Written request: Set down each record exactly as written.

** BEGIN Record set **

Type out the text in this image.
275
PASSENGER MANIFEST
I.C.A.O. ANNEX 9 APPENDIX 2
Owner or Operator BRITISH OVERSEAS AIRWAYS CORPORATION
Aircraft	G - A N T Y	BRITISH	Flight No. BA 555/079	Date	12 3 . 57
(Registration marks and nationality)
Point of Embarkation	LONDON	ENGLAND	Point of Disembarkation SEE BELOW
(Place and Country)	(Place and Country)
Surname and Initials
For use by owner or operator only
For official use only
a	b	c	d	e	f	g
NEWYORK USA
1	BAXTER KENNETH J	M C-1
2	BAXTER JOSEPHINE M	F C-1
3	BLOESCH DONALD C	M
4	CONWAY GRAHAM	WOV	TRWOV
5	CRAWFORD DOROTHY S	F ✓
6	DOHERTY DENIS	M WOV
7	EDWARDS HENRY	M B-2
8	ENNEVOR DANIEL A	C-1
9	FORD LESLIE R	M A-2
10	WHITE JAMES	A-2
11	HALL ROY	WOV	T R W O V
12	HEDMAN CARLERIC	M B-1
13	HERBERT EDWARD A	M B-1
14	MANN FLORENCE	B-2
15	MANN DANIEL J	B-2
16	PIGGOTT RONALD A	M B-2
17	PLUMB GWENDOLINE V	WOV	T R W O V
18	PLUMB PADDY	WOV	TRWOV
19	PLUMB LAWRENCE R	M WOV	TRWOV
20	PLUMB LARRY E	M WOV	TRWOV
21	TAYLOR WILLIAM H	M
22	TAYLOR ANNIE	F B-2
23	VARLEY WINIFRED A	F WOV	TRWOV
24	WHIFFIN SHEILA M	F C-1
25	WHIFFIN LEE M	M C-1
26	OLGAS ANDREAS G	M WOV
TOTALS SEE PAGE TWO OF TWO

** END Record set **

Result of the exercise:
Type out the text in this image.
275
PASSENGER MANIFEST
I.C.A.O. ANNEX 9 APPENDIX 2
Owner or Operator BRITISH OVERSEAS AIRWAYS CORPORATION
Aircraft	G - A N T Y	BRITISH	Flight No. BA 555/079	Date	12 3 . 57
(Registration marks and nationality)
Point of Embarkation	LONDON	ENGLAND	Point of Disembarkation SEE BELOW
(Place and Country)	(Place and Country)
Surname and Initials
For use by owner or operator only
For official use only
a	b	c	d	e	f	g
NEWYORK USA
1	BAXTER KENNETH J	M C-1
2	BAXTER JOSEPHINE M	F C-1
3	BLOESCH DONALD C	M
4	CONWAY GRAHAM	WOV	TRWOV
5	CRAWFORD DOROTHY S	F ✓
6	DOHERTY DENIS	M WOV
7	EDWARDS HENRY	M B-2
8	ENNEVOR DANIEL A	C-1
9	FORD LESLIE R	M A-2
10	WHITE JAMES	A-2
11	HALL ROY	WOV	T R W O V
12	HEDMAN CARLERIC	M B-1
13	HERBERT EDWARD A	M B-1
14	MANN FLORENCE	B-2
15	MANN DANIEL J	B-2
16	PIGGOTT RONALD A	M B-2
17	PLUMB GWENDOLINE V	WOV	T R W O V
18	PLUMB PADDY	WOV	TRWOV
19	PLUMB LAWRENCE R	M WOV	TRWOV
20	PLUMB LARRY E	M WOV	TRWOV
21	TAYLOR WILLIAM H	M
22	TAYLOR ANNIE	F B-2
23	VARLEY WINIFRED A	F WOV	TRWOV
24	WHIFFIN SHEILA M	F C-1
25	WHIFFIN LEE M	M C-1
26	OLGAS ANDREAS G	M WOV
TOTALS SEE PAGE TWO OF TWO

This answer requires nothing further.